### EJERCICIO PROPUESTO A
Actualiza las entradas desde la primera línea hasta la línea que contiene "pixel — [162, 163, 167, 169]", ambas incluidas, cambiando "pixel" por "punto" sin tocar nada más.

# # #

3.- El modelo del Estado Libre Asociado: Con independencia de que se pueda poner a Puerto Rico como ejemplo para aplicarse posteriormente en España, yo entiendo que no es viable tomarlo como referencia para implantarlo por la vía de la reforma de nuestra Constitución. Sin entrar en el espinoso tema de si la isla se considera todavía una colonia o no, y de si su Constitución de 1952 responde a las características de una Constitución en sentido estricto, esta opción, claramente excepcional y atípica, sólo es realmente viable si se parte de dos previos Estados soberanos, cada uno con sus respectivas Constituciones para, posteriormente, por medio de un Convenio Internacional, establecer pactos y acuerdos. De entrada, esta posibilidad no tiene cabida en el caso español, donde las Comunidades Autónomas ni son soberanas, ni cuentan con una Constitución, ni un supuesto pacto con el Estado poseería naturaleza de convenio o tratado internacional.

# # #

### EJERCICIO PROPUESTO B
En el fragmento sobre el modelo del Estado Libre Asociado, ¿de qué año es la Constitución de Puerto Rico que se menciona?

# # #

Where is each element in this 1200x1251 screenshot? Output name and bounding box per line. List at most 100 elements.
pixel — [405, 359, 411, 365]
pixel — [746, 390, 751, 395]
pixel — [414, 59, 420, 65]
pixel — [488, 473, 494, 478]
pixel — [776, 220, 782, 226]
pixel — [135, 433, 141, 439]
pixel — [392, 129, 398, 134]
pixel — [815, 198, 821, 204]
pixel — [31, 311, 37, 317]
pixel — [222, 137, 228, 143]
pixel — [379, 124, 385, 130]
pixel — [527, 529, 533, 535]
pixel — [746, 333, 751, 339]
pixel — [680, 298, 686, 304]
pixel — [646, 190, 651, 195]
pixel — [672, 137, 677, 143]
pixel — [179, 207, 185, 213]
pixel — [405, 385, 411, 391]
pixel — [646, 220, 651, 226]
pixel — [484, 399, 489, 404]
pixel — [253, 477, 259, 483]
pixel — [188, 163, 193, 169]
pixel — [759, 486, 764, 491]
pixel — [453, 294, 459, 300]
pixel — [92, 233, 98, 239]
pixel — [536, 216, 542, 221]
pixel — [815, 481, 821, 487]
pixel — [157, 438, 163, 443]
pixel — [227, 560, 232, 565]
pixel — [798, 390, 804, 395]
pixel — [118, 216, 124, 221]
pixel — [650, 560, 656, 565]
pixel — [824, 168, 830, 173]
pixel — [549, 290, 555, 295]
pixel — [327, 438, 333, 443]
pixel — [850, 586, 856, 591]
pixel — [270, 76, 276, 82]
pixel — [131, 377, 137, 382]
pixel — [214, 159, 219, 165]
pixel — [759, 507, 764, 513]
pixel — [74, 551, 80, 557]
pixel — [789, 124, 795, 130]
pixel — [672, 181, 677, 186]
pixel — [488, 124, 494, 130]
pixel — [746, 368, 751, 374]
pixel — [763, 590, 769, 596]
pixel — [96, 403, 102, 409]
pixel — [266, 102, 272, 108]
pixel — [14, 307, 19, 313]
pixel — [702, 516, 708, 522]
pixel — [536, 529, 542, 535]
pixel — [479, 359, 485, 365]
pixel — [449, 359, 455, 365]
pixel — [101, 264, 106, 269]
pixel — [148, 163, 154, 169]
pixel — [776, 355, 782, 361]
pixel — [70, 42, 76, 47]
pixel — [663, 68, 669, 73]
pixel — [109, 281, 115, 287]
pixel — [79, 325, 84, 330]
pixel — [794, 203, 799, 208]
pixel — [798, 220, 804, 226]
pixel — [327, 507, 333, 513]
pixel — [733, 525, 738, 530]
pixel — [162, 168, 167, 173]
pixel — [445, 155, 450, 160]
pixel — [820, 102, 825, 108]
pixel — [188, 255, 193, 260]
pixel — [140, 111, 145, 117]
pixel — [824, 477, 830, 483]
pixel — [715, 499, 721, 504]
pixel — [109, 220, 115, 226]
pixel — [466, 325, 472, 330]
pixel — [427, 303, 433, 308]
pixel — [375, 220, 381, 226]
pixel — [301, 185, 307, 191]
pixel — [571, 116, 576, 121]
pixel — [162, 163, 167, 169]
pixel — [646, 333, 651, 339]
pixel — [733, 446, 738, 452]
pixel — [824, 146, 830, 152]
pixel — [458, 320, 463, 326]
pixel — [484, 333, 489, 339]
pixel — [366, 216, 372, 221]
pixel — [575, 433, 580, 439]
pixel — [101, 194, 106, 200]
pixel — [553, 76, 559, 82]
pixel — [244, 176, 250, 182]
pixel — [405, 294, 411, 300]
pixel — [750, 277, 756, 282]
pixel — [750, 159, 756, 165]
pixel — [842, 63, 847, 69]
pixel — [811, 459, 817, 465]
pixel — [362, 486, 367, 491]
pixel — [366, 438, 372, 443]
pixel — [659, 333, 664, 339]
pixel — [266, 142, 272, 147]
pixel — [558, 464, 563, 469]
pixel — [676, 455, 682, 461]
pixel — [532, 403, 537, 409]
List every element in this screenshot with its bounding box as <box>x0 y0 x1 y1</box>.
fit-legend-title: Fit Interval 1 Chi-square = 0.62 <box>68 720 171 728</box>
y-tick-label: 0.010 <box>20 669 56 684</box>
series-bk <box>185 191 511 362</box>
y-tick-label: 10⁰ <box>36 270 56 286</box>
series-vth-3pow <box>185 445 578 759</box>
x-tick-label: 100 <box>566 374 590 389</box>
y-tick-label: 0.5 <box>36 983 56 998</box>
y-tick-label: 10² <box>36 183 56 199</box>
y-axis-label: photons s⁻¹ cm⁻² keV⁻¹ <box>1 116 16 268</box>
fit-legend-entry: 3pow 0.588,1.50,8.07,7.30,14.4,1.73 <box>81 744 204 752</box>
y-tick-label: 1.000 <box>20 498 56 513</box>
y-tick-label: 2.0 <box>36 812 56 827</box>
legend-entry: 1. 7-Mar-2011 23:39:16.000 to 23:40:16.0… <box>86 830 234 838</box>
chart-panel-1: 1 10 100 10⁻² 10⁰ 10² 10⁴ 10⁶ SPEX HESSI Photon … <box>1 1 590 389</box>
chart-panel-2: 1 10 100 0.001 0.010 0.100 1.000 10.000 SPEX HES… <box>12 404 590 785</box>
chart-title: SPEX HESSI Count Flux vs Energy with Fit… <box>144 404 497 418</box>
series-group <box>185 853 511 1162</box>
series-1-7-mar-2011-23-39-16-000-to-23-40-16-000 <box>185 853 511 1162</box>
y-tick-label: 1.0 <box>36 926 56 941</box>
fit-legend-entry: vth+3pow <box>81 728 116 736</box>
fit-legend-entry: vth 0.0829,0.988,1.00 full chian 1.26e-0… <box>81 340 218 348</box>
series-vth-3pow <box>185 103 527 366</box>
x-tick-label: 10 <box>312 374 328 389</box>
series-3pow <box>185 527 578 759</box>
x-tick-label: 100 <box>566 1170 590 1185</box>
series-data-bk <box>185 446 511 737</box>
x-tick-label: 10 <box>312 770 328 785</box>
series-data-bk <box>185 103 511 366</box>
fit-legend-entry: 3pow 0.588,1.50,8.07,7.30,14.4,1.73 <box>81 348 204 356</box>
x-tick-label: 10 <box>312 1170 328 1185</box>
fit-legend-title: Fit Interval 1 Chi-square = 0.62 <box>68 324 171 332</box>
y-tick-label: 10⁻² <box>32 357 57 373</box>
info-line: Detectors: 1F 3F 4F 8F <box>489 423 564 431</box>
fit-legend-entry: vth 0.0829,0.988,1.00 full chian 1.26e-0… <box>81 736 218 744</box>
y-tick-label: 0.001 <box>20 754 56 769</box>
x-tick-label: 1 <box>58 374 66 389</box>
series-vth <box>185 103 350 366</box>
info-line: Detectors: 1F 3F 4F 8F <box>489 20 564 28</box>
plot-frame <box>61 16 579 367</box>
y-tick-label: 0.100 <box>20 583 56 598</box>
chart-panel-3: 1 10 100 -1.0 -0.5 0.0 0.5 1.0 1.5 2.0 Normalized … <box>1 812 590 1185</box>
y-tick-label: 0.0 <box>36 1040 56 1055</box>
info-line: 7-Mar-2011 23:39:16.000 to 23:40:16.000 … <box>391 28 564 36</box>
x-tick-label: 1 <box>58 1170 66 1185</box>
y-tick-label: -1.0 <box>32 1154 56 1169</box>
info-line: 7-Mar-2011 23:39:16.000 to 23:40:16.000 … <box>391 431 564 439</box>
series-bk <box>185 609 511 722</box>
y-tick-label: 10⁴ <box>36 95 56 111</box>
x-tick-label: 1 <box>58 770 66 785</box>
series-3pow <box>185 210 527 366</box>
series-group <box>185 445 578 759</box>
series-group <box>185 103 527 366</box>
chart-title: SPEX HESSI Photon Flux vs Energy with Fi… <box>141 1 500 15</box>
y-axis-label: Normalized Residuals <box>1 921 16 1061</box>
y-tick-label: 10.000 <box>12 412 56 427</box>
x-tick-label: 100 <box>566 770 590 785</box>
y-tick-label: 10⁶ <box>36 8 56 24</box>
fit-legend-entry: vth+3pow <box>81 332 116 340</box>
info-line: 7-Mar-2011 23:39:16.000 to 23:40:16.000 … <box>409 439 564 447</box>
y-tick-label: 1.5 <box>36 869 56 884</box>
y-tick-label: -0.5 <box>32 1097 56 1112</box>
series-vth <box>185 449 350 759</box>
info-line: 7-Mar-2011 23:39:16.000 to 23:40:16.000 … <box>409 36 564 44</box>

# # #

### SOLUCIÓN ESCRITA A
Where is each element in this 1200x1251 screenshot? Output name and bounding box per line. List at most 100 elements.
punto — [405, 359, 411, 365]
punto — [746, 390, 751, 395]
punto — [414, 59, 420, 65]
punto — [488, 473, 494, 478]
punto — [776, 220, 782, 226]
punto — [135, 433, 141, 439]
punto — [392, 129, 398, 134]
punto — [815, 198, 821, 204]
punto — [31, 311, 37, 317]
punto — [222, 137, 228, 143]
punto — [379, 124, 385, 130]
punto — [527, 529, 533, 535]
punto — [746, 333, 751, 339]
punto — [680, 298, 686, 304]
punto — [646, 190, 651, 195]
punto — [672, 137, 677, 143]
punto — [179, 207, 185, 213]
punto — [405, 385, 411, 391]
punto — [646, 220, 651, 226]
punto — [484, 399, 489, 404]
punto — [253, 477, 259, 483]
punto — [188, 163, 193, 169]
punto — [759, 486, 764, 491]
punto — [453, 294, 459, 300]
punto — [92, 233, 98, 239]
punto — [536, 216, 542, 221]
punto — [815, 481, 821, 487]
punto — [157, 438, 163, 443]
punto — [227, 560, 232, 565]
punto — [798, 390, 804, 395]
punto — [118, 216, 124, 221]
punto — [650, 560, 656, 565]
punto — [824, 168, 830, 173]
punto — [549, 290, 555, 295]
punto — [327, 438, 333, 443]
punto — [850, 586, 856, 591]
punto — [270, 76, 276, 82]
punto — [131, 377, 137, 382]
punto — [214, 159, 219, 165]
punto — [759, 507, 764, 513]
punto — [74, 551, 80, 557]
punto — [789, 124, 795, 130]
punto — [672, 181, 677, 186]
punto — [488, 124, 494, 130]
punto — [746, 368, 751, 374]
punto — [763, 590, 769, 596]
punto — [96, 403, 102, 409]
punto — [266, 102, 272, 108]
punto — [14, 307, 19, 313]
punto — [702, 516, 708, 522]
punto — [536, 529, 542, 535]
punto — [479, 359, 485, 365]
punto — [449, 359, 455, 365]
punto — [101, 264, 106, 269]
punto — [148, 163, 154, 169]
punto — [776, 355, 782, 361]
punto — [70, 42, 76, 47]
punto — [663, 68, 669, 73]
punto — [109, 281, 115, 287]
punto — [79, 325, 84, 330]
punto — [794, 203, 799, 208]
punto — [798, 220, 804, 226]
punto — [327, 507, 333, 513]
punto — [733, 525, 738, 530]
punto — [162, 168, 167, 173]
punto — [445, 155, 450, 160]
punto — [820, 102, 825, 108]
punto — [188, 255, 193, 260]
punto — [140, 111, 145, 117]
punto — [824, 477, 830, 483]
punto — [715, 499, 721, 504]
punto — [109, 220, 115, 226]
punto — [466, 325, 472, 330]
punto — [427, 303, 433, 308]
punto — [375, 220, 381, 226]
punto — [301, 185, 307, 191]
punto — [571, 116, 576, 121]
punto — [162, 163, 167, 169]

### SOLUCIÓN ESCRITA B
De 1952.